• [Requirement]: Write each line exactly, from the line that holds "Extract all readable text from this page." through the final line of the material, and no other line.
☆ ☆ ☆ ☆ ☆ ☆ ☆
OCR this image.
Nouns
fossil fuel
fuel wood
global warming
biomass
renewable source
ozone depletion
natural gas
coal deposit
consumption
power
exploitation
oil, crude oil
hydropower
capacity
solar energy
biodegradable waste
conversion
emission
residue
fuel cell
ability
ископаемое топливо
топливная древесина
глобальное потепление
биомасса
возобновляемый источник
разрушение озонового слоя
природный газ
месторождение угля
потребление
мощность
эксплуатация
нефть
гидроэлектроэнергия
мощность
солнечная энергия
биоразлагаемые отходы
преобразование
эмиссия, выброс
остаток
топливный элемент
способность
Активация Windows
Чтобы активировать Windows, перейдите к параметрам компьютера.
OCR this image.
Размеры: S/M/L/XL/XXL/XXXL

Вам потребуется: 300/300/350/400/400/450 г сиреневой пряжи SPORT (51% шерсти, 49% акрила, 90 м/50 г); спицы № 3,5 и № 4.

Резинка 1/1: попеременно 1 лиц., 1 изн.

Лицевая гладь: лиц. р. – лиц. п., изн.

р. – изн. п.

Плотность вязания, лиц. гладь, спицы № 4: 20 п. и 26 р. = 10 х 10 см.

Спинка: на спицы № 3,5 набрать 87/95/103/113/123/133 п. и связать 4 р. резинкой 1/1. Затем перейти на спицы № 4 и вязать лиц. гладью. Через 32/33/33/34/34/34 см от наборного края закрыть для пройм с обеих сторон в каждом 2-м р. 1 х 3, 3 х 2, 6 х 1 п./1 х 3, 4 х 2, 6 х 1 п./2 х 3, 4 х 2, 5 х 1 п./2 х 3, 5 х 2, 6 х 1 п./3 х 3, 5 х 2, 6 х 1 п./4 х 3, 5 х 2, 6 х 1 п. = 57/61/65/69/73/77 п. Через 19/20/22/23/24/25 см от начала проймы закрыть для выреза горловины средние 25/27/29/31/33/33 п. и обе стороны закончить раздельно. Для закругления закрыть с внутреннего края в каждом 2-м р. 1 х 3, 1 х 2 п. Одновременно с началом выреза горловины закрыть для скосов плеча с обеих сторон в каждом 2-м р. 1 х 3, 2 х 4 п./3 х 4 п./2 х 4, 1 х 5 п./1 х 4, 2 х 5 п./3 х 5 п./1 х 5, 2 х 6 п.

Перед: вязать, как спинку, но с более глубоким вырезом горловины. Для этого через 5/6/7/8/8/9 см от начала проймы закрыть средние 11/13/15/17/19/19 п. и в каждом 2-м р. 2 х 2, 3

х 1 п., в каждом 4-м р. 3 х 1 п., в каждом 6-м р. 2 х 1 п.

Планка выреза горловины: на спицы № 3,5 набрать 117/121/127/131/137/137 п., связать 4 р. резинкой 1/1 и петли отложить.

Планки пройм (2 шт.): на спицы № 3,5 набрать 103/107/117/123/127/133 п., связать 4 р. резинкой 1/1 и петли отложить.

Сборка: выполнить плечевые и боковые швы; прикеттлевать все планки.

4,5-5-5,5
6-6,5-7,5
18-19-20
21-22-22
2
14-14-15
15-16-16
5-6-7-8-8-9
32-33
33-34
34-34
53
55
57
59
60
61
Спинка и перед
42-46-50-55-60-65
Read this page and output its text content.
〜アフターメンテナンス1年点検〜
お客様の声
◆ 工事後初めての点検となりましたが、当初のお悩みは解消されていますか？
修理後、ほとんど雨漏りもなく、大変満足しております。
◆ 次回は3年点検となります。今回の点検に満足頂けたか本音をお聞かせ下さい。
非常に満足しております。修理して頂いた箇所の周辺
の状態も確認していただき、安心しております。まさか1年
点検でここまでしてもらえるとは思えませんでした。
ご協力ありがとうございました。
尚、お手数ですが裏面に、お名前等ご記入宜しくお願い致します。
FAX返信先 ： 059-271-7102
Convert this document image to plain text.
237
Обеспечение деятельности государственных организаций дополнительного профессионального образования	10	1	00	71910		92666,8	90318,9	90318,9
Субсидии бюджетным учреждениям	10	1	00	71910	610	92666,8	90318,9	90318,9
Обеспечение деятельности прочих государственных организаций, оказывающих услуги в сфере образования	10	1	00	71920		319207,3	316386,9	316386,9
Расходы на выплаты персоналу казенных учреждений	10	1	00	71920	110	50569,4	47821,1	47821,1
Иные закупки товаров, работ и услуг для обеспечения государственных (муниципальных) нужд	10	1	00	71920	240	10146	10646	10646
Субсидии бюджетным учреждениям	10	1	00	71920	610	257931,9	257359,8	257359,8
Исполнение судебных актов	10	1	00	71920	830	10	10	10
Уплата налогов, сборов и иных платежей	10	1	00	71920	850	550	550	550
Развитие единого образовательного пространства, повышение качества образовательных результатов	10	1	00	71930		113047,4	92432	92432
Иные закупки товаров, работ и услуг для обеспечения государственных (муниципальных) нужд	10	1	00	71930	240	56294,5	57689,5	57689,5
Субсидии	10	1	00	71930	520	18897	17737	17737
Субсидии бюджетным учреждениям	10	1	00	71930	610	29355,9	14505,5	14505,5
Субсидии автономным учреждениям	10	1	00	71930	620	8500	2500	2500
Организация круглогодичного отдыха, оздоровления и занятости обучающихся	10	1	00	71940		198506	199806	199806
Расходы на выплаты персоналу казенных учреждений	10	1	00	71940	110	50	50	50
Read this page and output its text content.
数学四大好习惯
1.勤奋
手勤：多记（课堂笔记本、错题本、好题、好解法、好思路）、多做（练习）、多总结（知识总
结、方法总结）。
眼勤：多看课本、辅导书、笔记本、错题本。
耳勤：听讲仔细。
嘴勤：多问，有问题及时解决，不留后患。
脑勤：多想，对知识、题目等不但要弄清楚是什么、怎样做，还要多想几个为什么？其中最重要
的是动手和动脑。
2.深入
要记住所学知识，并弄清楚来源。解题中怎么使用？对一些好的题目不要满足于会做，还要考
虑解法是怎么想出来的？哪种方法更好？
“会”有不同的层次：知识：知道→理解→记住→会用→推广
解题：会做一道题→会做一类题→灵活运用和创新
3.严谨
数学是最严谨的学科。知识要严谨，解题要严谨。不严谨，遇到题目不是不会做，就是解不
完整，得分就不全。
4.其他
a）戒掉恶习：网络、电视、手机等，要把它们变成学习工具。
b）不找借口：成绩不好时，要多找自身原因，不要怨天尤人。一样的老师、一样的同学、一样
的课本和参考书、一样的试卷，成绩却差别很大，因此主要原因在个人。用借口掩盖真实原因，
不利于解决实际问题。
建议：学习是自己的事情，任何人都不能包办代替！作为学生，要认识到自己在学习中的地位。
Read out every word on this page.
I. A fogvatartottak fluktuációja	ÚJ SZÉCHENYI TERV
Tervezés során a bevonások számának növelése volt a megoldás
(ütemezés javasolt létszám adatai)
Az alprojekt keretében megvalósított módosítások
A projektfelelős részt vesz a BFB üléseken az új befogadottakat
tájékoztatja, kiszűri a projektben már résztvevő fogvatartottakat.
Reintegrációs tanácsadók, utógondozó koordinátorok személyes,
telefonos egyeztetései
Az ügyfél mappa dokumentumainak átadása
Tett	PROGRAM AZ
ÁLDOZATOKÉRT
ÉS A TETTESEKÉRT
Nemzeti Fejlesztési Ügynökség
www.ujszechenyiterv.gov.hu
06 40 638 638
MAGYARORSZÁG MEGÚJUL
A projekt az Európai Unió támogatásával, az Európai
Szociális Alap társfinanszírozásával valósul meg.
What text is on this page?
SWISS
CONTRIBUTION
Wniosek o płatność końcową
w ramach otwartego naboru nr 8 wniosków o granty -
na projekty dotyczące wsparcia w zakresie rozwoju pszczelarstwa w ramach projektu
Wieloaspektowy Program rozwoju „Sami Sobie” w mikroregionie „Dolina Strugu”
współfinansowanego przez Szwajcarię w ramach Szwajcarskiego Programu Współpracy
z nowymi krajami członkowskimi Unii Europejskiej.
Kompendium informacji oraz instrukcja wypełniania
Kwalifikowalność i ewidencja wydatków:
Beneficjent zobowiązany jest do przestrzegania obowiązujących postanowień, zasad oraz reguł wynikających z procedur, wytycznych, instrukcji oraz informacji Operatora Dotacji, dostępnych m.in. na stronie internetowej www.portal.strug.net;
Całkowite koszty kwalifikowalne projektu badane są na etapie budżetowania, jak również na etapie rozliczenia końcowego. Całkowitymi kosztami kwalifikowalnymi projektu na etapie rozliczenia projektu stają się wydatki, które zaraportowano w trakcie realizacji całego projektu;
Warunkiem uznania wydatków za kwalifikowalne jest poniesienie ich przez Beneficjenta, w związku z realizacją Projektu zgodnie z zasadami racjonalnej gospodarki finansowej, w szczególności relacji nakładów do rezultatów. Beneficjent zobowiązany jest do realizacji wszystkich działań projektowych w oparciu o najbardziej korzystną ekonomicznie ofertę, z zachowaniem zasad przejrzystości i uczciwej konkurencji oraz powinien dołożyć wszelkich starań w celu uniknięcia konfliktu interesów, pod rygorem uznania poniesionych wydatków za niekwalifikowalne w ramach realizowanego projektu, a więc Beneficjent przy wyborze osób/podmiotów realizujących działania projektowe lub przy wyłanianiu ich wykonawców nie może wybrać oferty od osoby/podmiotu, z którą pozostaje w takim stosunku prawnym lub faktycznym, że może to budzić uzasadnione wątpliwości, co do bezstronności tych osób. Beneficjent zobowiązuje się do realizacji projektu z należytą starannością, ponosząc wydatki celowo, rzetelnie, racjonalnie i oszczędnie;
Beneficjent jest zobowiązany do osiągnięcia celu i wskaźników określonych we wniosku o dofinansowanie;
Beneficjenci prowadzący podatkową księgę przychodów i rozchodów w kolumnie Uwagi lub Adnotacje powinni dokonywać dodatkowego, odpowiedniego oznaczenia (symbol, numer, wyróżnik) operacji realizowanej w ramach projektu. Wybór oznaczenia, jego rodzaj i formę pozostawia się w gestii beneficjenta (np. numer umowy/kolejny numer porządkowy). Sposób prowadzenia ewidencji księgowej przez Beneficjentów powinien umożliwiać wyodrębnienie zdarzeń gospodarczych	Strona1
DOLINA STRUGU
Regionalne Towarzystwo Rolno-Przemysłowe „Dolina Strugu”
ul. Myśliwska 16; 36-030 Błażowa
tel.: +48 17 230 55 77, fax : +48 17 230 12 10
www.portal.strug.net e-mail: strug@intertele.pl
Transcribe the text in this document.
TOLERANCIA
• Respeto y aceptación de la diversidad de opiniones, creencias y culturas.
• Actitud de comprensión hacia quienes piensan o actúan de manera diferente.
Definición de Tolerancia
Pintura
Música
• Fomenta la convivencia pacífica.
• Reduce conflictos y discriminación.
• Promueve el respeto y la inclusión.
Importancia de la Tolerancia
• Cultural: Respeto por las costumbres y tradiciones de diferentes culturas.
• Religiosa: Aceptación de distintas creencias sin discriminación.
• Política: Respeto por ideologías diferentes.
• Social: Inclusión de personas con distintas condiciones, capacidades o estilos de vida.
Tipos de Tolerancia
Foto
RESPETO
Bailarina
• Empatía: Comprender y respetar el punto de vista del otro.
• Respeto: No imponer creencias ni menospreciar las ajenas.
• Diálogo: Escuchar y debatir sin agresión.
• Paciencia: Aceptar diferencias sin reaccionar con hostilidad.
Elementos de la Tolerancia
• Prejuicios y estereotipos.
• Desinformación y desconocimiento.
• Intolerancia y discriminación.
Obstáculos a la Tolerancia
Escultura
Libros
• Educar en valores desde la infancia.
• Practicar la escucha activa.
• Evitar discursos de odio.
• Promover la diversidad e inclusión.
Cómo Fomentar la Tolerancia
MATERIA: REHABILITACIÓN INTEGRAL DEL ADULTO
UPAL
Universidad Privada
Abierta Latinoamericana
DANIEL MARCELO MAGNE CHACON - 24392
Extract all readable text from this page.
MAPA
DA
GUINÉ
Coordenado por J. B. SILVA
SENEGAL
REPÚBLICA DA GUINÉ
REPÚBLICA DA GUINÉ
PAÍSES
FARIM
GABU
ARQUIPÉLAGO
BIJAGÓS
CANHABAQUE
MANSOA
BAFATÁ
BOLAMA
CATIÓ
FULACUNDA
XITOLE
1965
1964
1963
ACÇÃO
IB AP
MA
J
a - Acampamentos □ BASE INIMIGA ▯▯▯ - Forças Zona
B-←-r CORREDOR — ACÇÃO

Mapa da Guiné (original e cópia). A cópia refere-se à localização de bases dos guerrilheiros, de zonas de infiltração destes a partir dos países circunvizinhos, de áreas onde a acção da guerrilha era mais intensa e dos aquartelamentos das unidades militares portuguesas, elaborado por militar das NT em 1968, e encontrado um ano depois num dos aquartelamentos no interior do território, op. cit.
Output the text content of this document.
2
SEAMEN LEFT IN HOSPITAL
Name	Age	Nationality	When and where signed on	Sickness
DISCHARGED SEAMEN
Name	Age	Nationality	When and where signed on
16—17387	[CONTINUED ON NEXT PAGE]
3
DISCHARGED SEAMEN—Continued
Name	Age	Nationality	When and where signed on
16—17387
☆ ☆ ☆ ☆ ☆ ☆ ☆
• [Solution to the problem]:
Extract all readable text from this page.
MAPA
DA
GUINÉ
Coordenado por J. B. SILVA
SENEGAL
REPÚBLICA DA GUINÉ
REPÚBLICA DA GUINÉ
PAÍSES
FARIM
GABU
ARQUIPÉLAGO
BIJAGÓS
CANHABAQUE
MANSOA
BAFATÁ
BOLAMA
CATIÓ
FULACUNDA
XITOLE
1965
1964
1963
ACÇÃO
IB AP
MA
J
a - Acampamentos □ BASE INIMIGA ▯▯▯ - Forças Zona
B-←-r CORREDOR — ACÇÃO

Mapa da Guiné (original e cópia). A cópia refere-se à localização de bases dos guerrilheiros, de zonas de infiltração destes a partir dos países circunvizinhos, de áreas onde a acção da guerrilha era mais intensa e dos aquartelamentos das unidades militares portuguesas, elaborado por militar das NT em 1968, e encontrado um ano depois num dos aquartelamentos no interior do território, op. cit.
Output the text content of this document.
2
SEAMEN LEFT IN HOSPITAL
Name	Age	Nationality	When and where signed on	Sickness
DISCHARGED SEAMEN
Name	Age	Nationality	When and where signed on
16—17387	[CONTINUED ON NEXT PAGE]
3
DISCHARGED SEAMEN—Continued
Name	Age	Nationality	When and where signed on
16—17387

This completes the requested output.